■ **Your goal**: Lift every line from the entries that includes the word "name".

Structured figure records
— BEGIN —

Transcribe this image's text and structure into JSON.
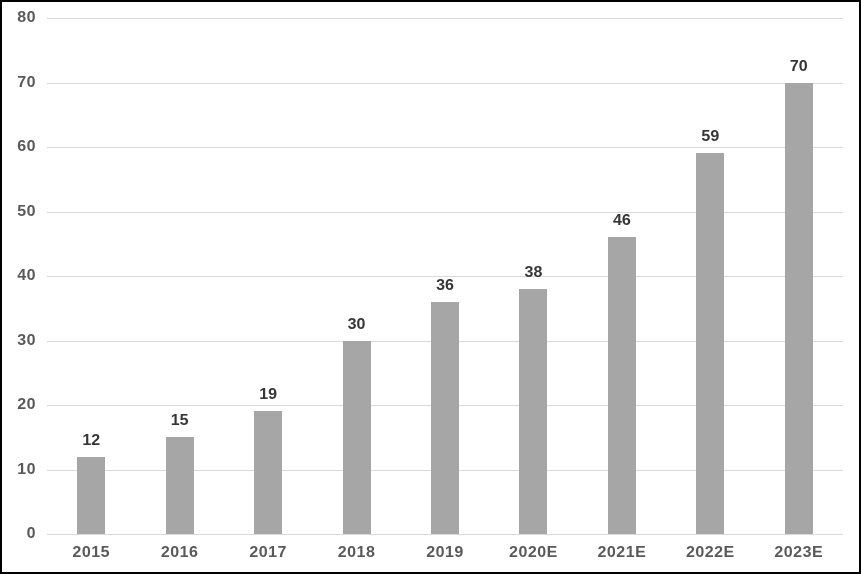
{
  "chart_data": {
    "type": "bar",
    "categories": [
      "2015",
      "2016",
      "2017",
      "2018",
      "2019",
      "2020E",
      "2021E",
      "2022E",
      "2023E"
    ],
    "values": [
      12,
      15,
      19,
      30,
      36,
      38,
      46,
      59,
      70
    ],
    "title": "",
    "xlabel": "",
    "ylabel": "",
    "ylim": [
      0,
      80
    ],
    "ytick_interval": 10,
    "ytick_labels": [
      "0",
      "10",
      "20",
      "30",
      "40",
      "50",
      "60",
      "70",
      "80"
    ],
    "grid": true,
    "legend": "none",
    "data_labels": true,
    "colors": {
      "bar": "#a6a6a6",
      "gridline": "#d9d9d9",
      "value_label": "#363636",
      "tick_label": "#595959",
      "frame_border": "#000000",
      "background": "#ffffff"
    }
  }
}
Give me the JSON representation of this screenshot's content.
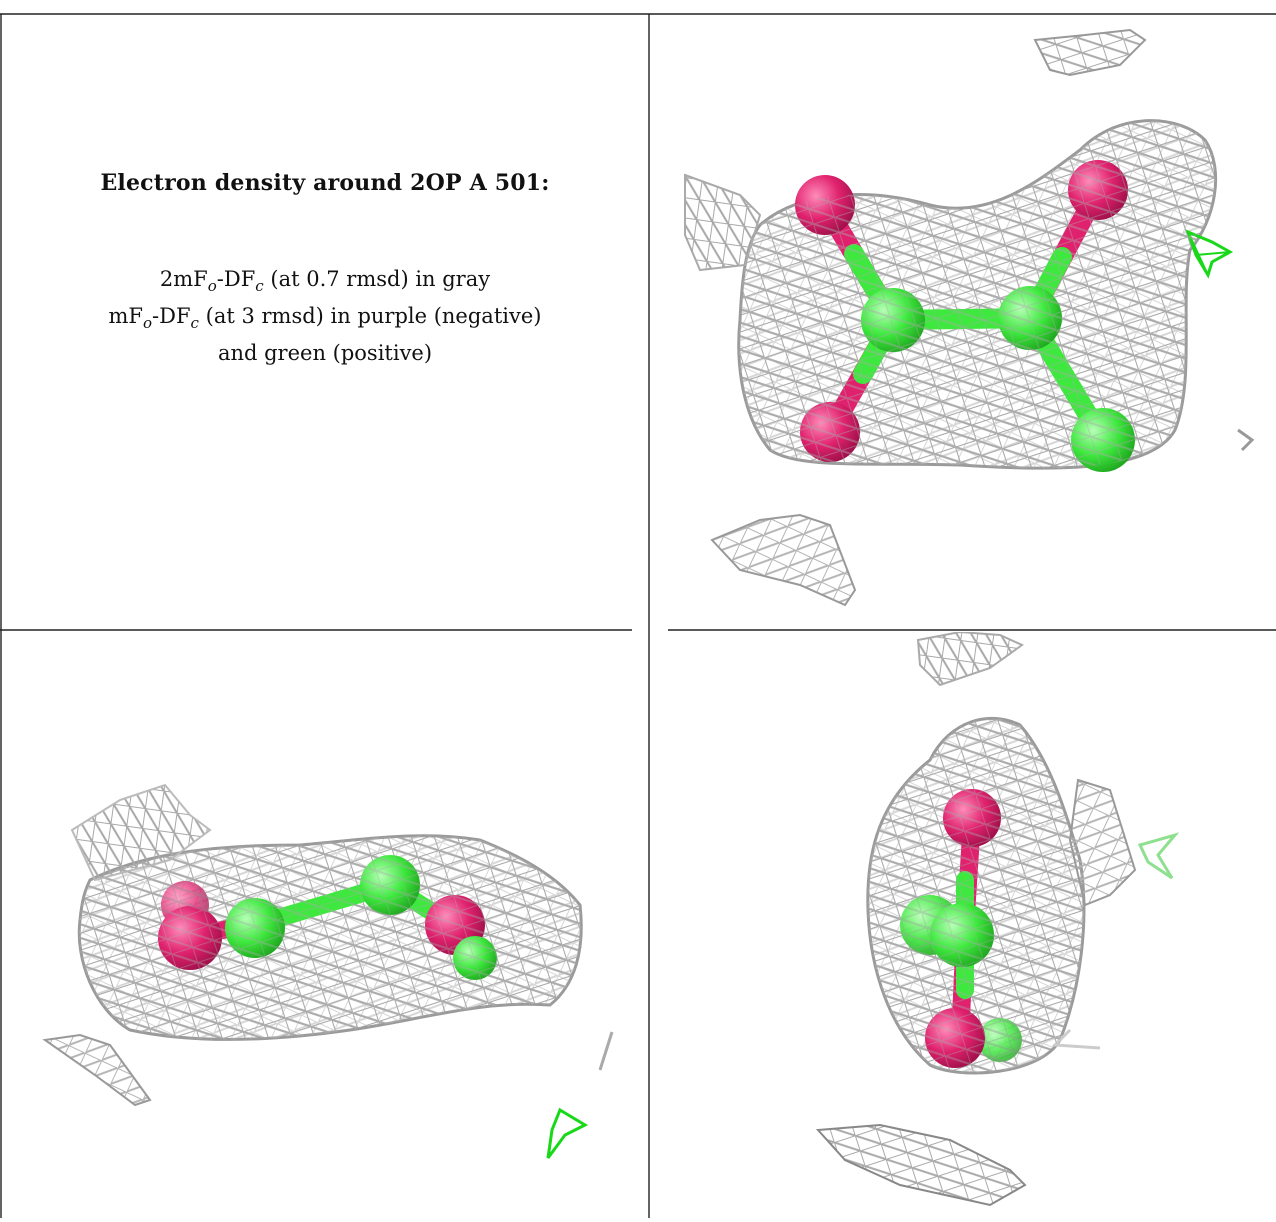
{
  "title": "Electron density around 2OP A 501:",
  "legend": {
    "line1_pre": "2mF",
    "line1_sub1": "o",
    "line1_mid": "-DF",
    "line1_sub2": "c",
    "line1_post": " (at 0.7 rmsd) in gray",
    "line2_pre": "mF",
    "line2_sub1": "o",
    "line2_mid": "-DF",
    "line2_sub2": "c",
    "line2_post": " (at 3 rmsd) in purple (negative)",
    "line3": "and green (positive)"
  },
  "colors": {
    "mesh": "#b8b8b8",
    "oxygen": "#e0226e",
    "carbon": "#3ee83e",
    "positive_density": "#18d818"
  }
}
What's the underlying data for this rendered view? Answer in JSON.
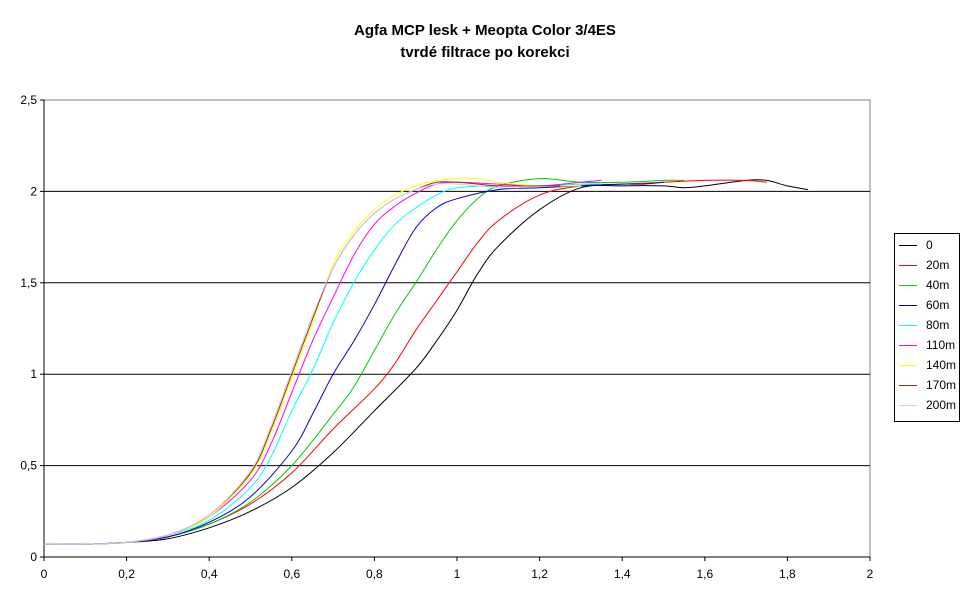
{
  "chart_data": {
    "type": "line",
    "title": "Agfa MCP lesk + Meopta Color 3/4ES",
    "subtitle": "tvrdé filtrace po korekci",
    "xlabel": "",
    "ylabel": "",
    "xlim": [
      0,
      2
    ],
    "ylim": [
      0,
      2.5
    ],
    "x_ticks": [
      "0",
      "0,2",
      "0,4",
      "0,6",
      "0,8",
      "1",
      "1,2",
      "1,4",
      "1,6",
      "1,8",
      "2"
    ],
    "y_ticks": [
      "0",
      "0,5",
      "1",
      "1,5",
      "2",
      "2,5"
    ],
    "grid": "horizontal",
    "legend_position": "right",
    "series": [
      {
        "name": "0",
        "color": "#000000",
        "x": [
          0.0,
          0.1,
          0.2,
          0.3,
          0.4,
          0.5,
          0.6,
          0.7,
          0.8,
          0.9,
          0.95,
          1.0,
          1.05,
          1.1,
          1.2,
          1.3,
          1.4,
          1.5,
          1.55,
          1.6,
          1.7,
          1.75,
          1.8,
          1.85
        ],
        "y": [
          0.07,
          0.07,
          0.08,
          0.1,
          0.16,
          0.25,
          0.38,
          0.57,
          0.8,
          1.03,
          1.18,
          1.35,
          1.55,
          1.7,
          1.9,
          2.02,
          2.03,
          2.03,
          2.02,
          2.03,
          2.06,
          2.06,
          2.03,
          2.01
        ]
      },
      {
        "name": "20m",
        "color": "#ff0000",
        "x": [
          0.0,
          0.1,
          0.2,
          0.3,
          0.4,
          0.5,
          0.6,
          0.7,
          0.8,
          0.85,
          0.9,
          0.95,
          1.0,
          1.05,
          1.1,
          1.2,
          1.3,
          1.4,
          1.5,
          1.6,
          1.7,
          1.75
        ],
        "y": [
          0.07,
          0.07,
          0.08,
          0.11,
          0.18,
          0.29,
          0.46,
          0.7,
          0.92,
          1.06,
          1.24,
          1.4,
          1.56,
          1.72,
          1.84,
          1.98,
          2.03,
          2.04,
          2.05,
          2.06,
          2.06,
          2.05
        ]
      },
      {
        "name": "40m",
        "color": "#00cc00",
        "x": [
          0.0,
          0.1,
          0.2,
          0.3,
          0.4,
          0.5,
          0.6,
          0.7,
          0.75,
          0.8,
          0.85,
          0.9,
          0.95,
          1.0,
          1.05,
          1.1,
          1.2,
          1.3,
          1.4,
          1.5,
          1.55
        ],
        "y": [
          0.07,
          0.07,
          0.08,
          0.11,
          0.18,
          0.3,
          0.5,
          0.78,
          0.93,
          1.13,
          1.33,
          1.5,
          1.68,
          1.84,
          1.96,
          2.03,
          2.07,
          2.05,
          2.05,
          2.06,
          2.06
        ]
      },
      {
        "name": "60m",
        "color": "#0000cc",
        "x": [
          0.0,
          0.1,
          0.2,
          0.3,
          0.4,
          0.5,
          0.6,
          0.65,
          0.7,
          0.75,
          0.8,
          0.85,
          0.9,
          0.95,
          1.0,
          1.1,
          1.2,
          1.3,
          1.4,
          1.45,
          1.5
        ],
        "y": [
          0.07,
          0.07,
          0.08,
          0.11,
          0.19,
          0.33,
          0.58,
          0.78,
          1.0,
          1.18,
          1.38,
          1.6,
          1.8,
          1.91,
          1.96,
          2.01,
          2.02,
          2.03,
          2.04,
          2.04,
          2.05
        ]
      },
      {
        "name": "80m",
        "color": "#00ffff",
        "x": [
          0.0,
          0.1,
          0.2,
          0.3,
          0.4,
          0.5,
          0.55,
          0.6,
          0.65,
          0.7,
          0.75,
          0.8,
          0.85,
          0.9,
          0.95,
          1.0,
          1.1,
          1.2,
          1.3,
          1.35
        ],
        "y": [
          0.07,
          0.07,
          0.08,
          0.12,
          0.2,
          0.38,
          0.55,
          0.8,
          1.02,
          1.28,
          1.5,
          1.68,
          1.82,
          1.91,
          1.98,
          2.02,
          2.03,
          2.03,
          2.04,
          2.04
        ]
      },
      {
        "name": "110m",
        "color": "#ff00ff",
        "x": [
          0.0,
          0.1,
          0.2,
          0.3,
          0.4,
          0.5,
          0.55,
          0.6,
          0.65,
          0.7,
          0.75,
          0.8,
          0.85,
          0.9,
          0.95,
          1.0,
          1.1,
          1.2,
          1.3,
          1.35
        ],
        "y": [
          0.07,
          0.07,
          0.08,
          0.12,
          0.22,
          0.42,
          0.62,
          0.9,
          1.18,
          1.42,
          1.65,
          1.82,
          1.92,
          1.99,
          2.04,
          2.05,
          2.04,
          2.03,
          2.05,
          2.06
        ]
      },
      {
        "name": "140m",
        "color": "#ffff00",
        "x": [
          0.0,
          0.1,
          0.2,
          0.3,
          0.4,
          0.5,
          0.55,
          0.6,
          0.65,
          0.7,
          0.75,
          0.8,
          0.85,
          0.9,
          0.95,
          1.0,
          1.05,
          1.1,
          1.2,
          1.3
        ],
        "y": [
          0.07,
          0.07,
          0.08,
          0.12,
          0.22,
          0.45,
          0.68,
          0.98,
          1.28,
          1.6,
          1.78,
          1.9,
          1.98,
          2.03,
          2.06,
          2.07,
          2.07,
          2.05,
          2.03,
          2.03
        ]
      },
      {
        "name": "170m",
        "color": "#993300",
        "x": [
          0.0,
          0.1,
          0.2,
          0.3,
          0.4,
          0.5,
          0.55,
          0.6,
          0.65,
          0.7,
          0.75,
          0.8,
          0.85,
          0.9,
          0.95,
          1.0,
          1.05,
          1.1,
          1.2,
          1.25
        ],
        "y": [
          0.07,
          0.07,
          0.08,
          0.12,
          0.23,
          0.46,
          0.7,
          1.0,
          1.3,
          1.58,
          1.76,
          1.88,
          1.96,
          2.01,
          2.05,
          2.05,
          2.04,
          2.03,
          2.03,
          2.03
        ]
      },
      {
        "name": "200m",
        "color": "#ccccff",
        "x": [
          0.0,
          0.1,
          0.2,
          0.3,
          0.4,
          0.5,
          0.55,
          0.6,
          0.65,
          0.7,
          0.75,
          0.8,
          0.85,
          0.9,
          0.95,
          1.0,
          1.05,
          1.1,
          1.15
        ],
        "y": [
          0.07,
          0.07,
          0.08,
          0.12,
          0.23,
          0.47,
          0.72,
          1.02,
          1.32,
          1.58,
          1.76,
          1.88,
          1.96,
          2.01,
          2.04,
          2.04,
          2.03,
          2.02,
          2.02
        ]
      }
    ]
  }
}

— END —

■ **Problem solution**:
        "name": "0",
        "name": "20m",
        "name": "40m",
        "name": "60m",
        "name": "80m",
        "name": "110m",
        "name": "140m",
        "name": "170m",
        "name": "200m",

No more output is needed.